● **What is expected**: All lines in the data bearing the string "profile" should be identified and copied.

[Dataset records]

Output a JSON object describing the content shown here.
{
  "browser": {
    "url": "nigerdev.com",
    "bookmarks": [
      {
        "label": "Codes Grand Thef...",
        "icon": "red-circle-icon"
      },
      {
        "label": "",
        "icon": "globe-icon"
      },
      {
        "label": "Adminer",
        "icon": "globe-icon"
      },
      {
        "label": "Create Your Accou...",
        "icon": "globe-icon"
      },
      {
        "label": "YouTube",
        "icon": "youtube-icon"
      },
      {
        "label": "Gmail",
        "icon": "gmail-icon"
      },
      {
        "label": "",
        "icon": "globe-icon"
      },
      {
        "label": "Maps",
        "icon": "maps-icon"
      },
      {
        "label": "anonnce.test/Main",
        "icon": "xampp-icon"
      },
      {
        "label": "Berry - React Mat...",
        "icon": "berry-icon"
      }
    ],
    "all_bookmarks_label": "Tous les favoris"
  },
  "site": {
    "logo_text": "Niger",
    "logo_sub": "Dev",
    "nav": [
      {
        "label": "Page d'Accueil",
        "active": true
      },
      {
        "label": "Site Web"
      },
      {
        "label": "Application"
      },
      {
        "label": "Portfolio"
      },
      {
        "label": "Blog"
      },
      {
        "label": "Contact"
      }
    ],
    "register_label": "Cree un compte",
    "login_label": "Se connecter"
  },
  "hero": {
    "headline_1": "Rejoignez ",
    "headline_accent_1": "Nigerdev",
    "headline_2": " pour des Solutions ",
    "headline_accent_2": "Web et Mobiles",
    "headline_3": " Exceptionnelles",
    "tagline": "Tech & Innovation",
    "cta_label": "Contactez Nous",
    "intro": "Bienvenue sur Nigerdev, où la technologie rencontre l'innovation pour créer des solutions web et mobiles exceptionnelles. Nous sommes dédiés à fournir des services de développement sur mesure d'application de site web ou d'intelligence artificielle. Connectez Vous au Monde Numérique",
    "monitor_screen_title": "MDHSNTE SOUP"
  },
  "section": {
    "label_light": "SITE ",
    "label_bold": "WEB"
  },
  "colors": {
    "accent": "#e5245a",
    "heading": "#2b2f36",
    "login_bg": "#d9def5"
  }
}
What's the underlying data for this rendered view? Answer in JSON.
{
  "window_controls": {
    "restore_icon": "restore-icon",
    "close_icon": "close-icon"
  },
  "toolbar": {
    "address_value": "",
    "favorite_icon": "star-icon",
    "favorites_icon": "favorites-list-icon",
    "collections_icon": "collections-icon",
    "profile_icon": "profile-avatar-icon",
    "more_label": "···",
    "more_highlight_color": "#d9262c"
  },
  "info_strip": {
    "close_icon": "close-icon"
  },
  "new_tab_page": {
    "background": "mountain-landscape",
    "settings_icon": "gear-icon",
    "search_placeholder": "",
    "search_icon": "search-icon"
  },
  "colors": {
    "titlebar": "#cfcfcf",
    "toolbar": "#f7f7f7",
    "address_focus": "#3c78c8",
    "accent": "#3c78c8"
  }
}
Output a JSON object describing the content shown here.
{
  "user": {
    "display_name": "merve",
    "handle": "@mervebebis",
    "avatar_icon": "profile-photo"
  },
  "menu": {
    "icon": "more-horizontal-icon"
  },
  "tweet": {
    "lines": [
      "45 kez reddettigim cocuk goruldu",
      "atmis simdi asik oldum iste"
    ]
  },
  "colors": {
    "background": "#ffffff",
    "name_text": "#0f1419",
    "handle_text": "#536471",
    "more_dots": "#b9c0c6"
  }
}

● **Result of this exercise**:
    "profile_icon": "profile-avatar-icon",
    "avatar_icon": "profile-photo"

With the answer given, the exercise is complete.